:: Task ::
Determine how many lines contain the string "órganos", then reply with that figure only.

Data extracted from a collection
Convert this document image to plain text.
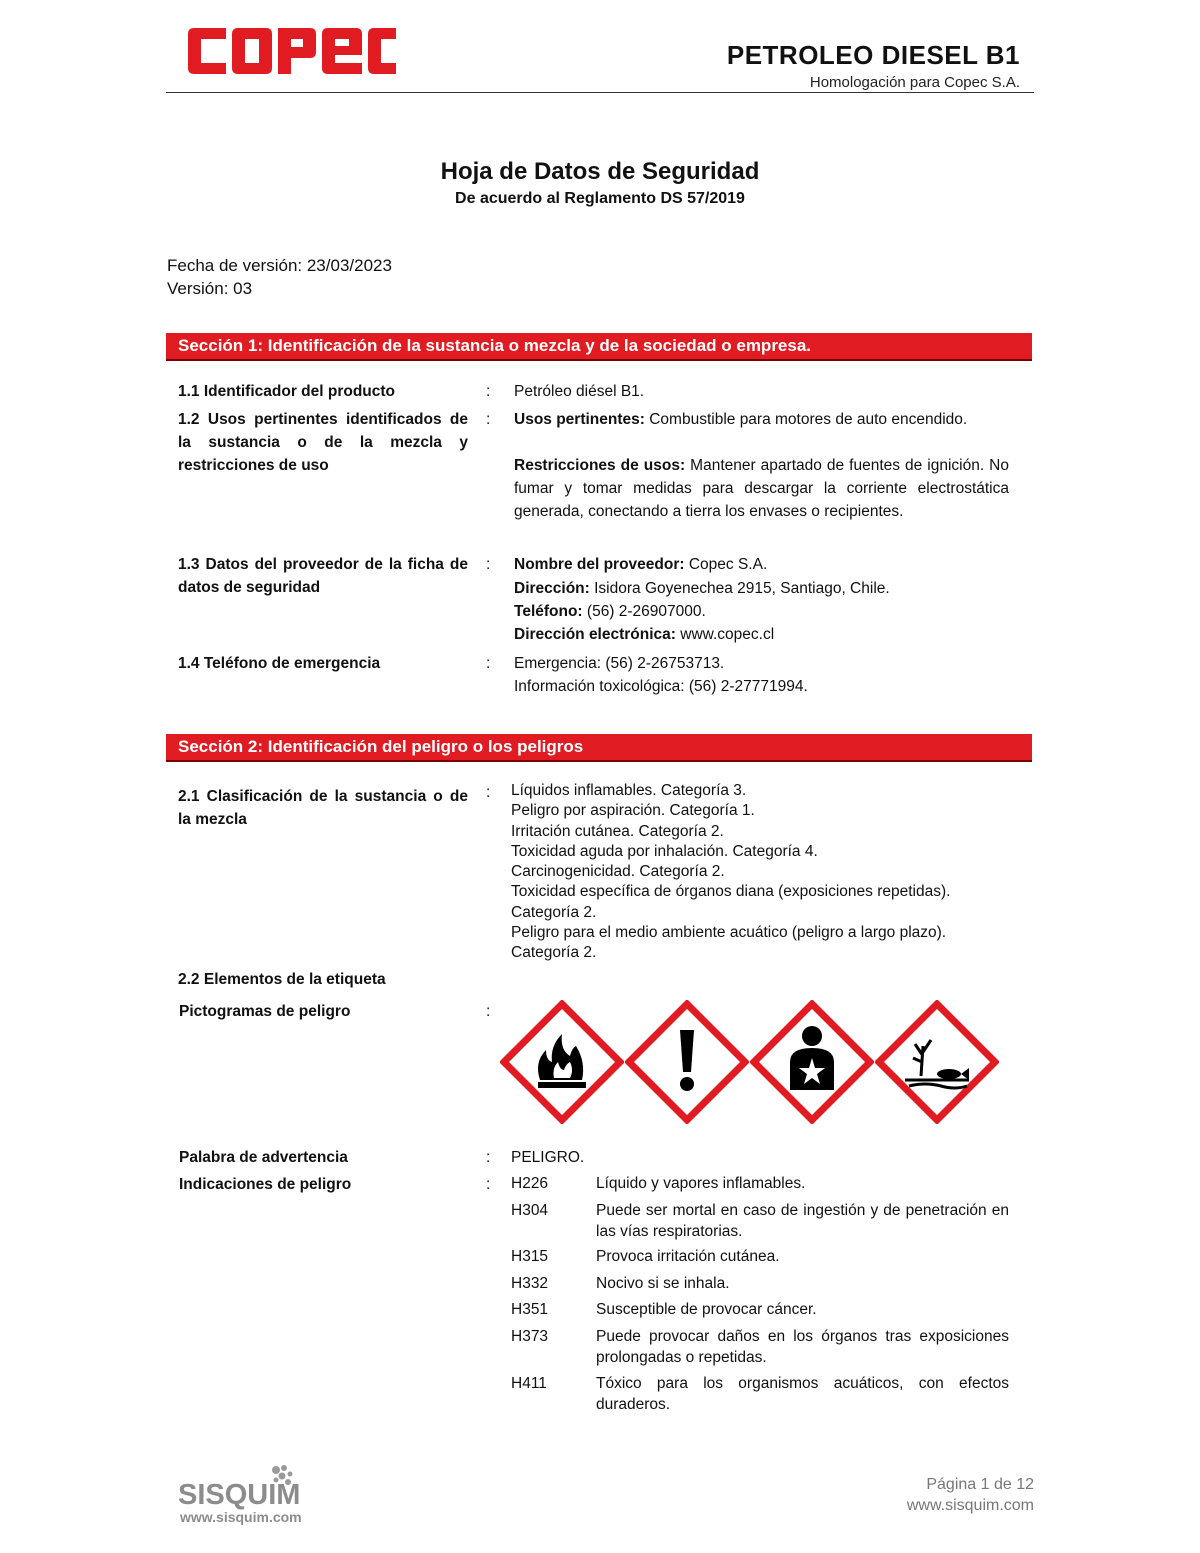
PETROLEO DIESEL B1
Homologación para Copec S.A.
Hoja de Datos de Seguridad
De acuerdo al Reglamento DS 57/2019
Fecha de versión: 23/03/2023
Versión: 03
Sección 1: Identificación de la sustancia o mezcla y de la sociedad o empresa.
1.1 Identificador del producto	: Petróleo diésel B1.
1.2 Usos pertinentes identificados de la sustancia o de la mezcla y restricciones de uso
: Usos pertinentes: Combustible para motores de auto encendido.
Restricciones de usos: Mantener apartado de fuentes de ignición. No fumar y tomar medidas para descargar la corriente electrostática generada, conectando a tierra los envases o recipientes.
1.3 Datos del proveedor de la ficha de datos de seguridad
: Nombre del proveedor: Copec S.A.
Dirección: Isidora Goyenechea 2915, Santiago, Chile.
Teléfono: (56) 2-26907000.
Dirección electrónica: www.copec.cl
1.4 Teléfono de emergencia	: Emergencia: (56) 2-26753713.
Información toxicológica: (56) 2-27771994.
Sección 2: Identificación del peligro o los peligros
2.1 Clasificación de la sustancia o de la mezcla
: Líquidos inflamables. Categoría 3.
Peligro por aspiración. Categoría 1.
Irritación cutánea. Categoría 2.
Toxicidad aguda por inhalación. Categoría 4.
Carcinogenicidad. Categoría 2.
Toxicidad específica de órganos diana (exposiciones repetidas).
Categoría 2.
Peligro para el medio ambiente acuático (peligro a largo plazo).
Categoría 2.
2.2 Elementos de la etiqueta
Pictogramas de peligro	:
Palabra de advertencia	: PELIGRO.
Indicaciones de peligro	: H226	Líquido y vapores inflamables.
H304	Puede ser mortal en caso de ingestión y de penetración en las vías respiratorias.
H315	Provoca irritación cutánea.
H332	Nocivo si se inhala.
H351	Susceptible de provocar cáncer.
H373	Puede provocar daños en los órganos tras exposiciones prolongadas o repetidas.
H411	Tóxico para los organismos acuáticos, con efectos duraderos.
SISQUIM
www.sisquim.com
Página 1 de 12
www.sisquim.com
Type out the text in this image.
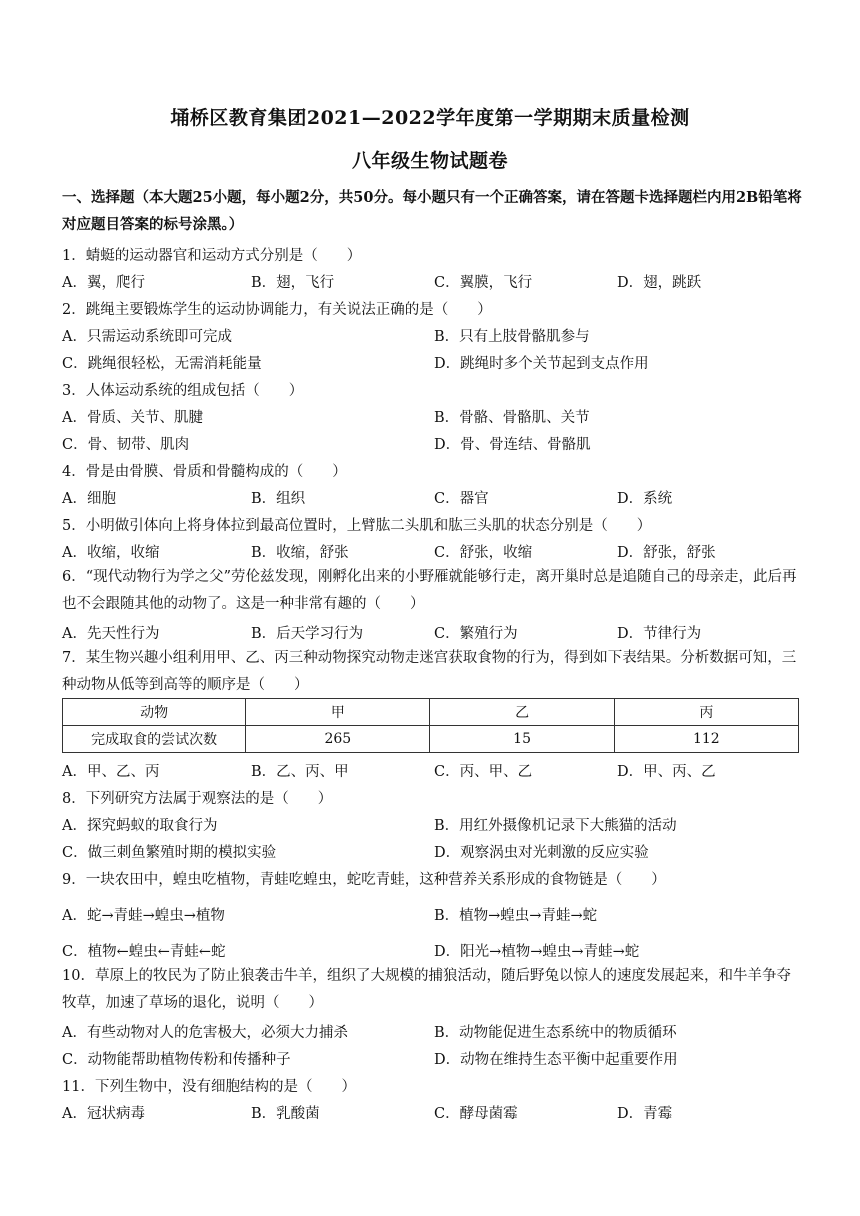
埇桥区教育集团2021—2022学年度第一学期期末质量检测
八年级生物试题卷
一、选择题（本大题25小题，每小题2分，共50分。每小题只有一个正确答案，请在答题卡选择题栏内用2B铅笔将对应题目答案的标号涂黑。）
1．蜻蜓的运动器官和运动方式分别是（　　）
A．翼，爬行	B．翅，飞行	C．翼膜，飞行	D．翅，跳跃
2．跳绳主要锻炼学生的运动协调能力，有关说法正确的是（　　）
A．只需运动系统即可完成	B．只有上肢骨骼肌参与
C．跳绳很轻松，无需消耗能量	D．跳绳时多个关节起到支点作用
3．人体运动系统的组成包括（　　）
A．骨质、关节、肌腱	B．骨骼、骨骼肌、关节
C．骨、韧带、肌肉	D．骨、骨连结、骨骼肌
4．骨是由骨膜、骨质和骨髓构成的（　　）
A．细胞	B．组织	C．器官	D．系统
5．小明做引体向上将身体拉到最高位置时，上臂肱二头肌和肱三头肌的状态分别是（　　）
A．收缩，收缩	B．收缩，舒张	C．舒张，收缩	D．舒张，舒张
6．“现代动物行为学之父”劳伦兹发现，刚孵化出来的小野雁就能够行走，离开巢时总是追随自己的母亲走，此后再也不会跟随其他的动物了。这是一种非常有趣的（　　）
A．先天性行为	B．后天学习行为	C．繁殖行为	D．节律行为
7．某生物兴趣小组利用甲、乙、丙三种动物探究动物走迷宫获取食物的行为，得到如下表结果。分析数据可知，三种动物从低等到高等的顺序是（　　）
动物	甲	乙	丙
完成取食的尝试次数	265	15	112
A．甲、乙、丙	B．乙、丙、甲	C．丙、甲、乙	D．甲、丙、乙
8．下列研究方法属于观察法的是（　　）
A．探究蚂蚁的取食行为	B．用红外摄像机记录下大熊猫的活动
C．做三刺鱼繁殖时期的模拟实验	D．观察涡虫对光刺激的反应实验
9．一块农田中，蝗虫吃植物，青蛙吃蝗虫，蛇吃青蛙，这种营养关系形成的食物链是（　　）
A．蛇→青蛙→蝗虫→植物	B．植物→蝗虫→青蛙→蛇
C．植物←蝗虫←青蛙←蛇	D．阳光→植物→蝗虫→青蛙→蛇
10．草原上的牧民为了防止狼袭击牛羊，组织了大规模的捕狼活动，随后野兔以惊人的速度发展起来，和牛羊争夺牧草，加速了草场的退化，说明（　　）
A．有些动物对人的危害极大，必须大力捕杀	B．动物能促进生态系统中的物质循环
C．动物能帮助植物传粉和传播种子	D．动物在维持生态平衡中起重要作用
11．下列生物中，没有细胞结构的是（　　）
A．冠状病毒	B．乳酸菌	C．酵母菌霉	D．青霉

:: Response ::
2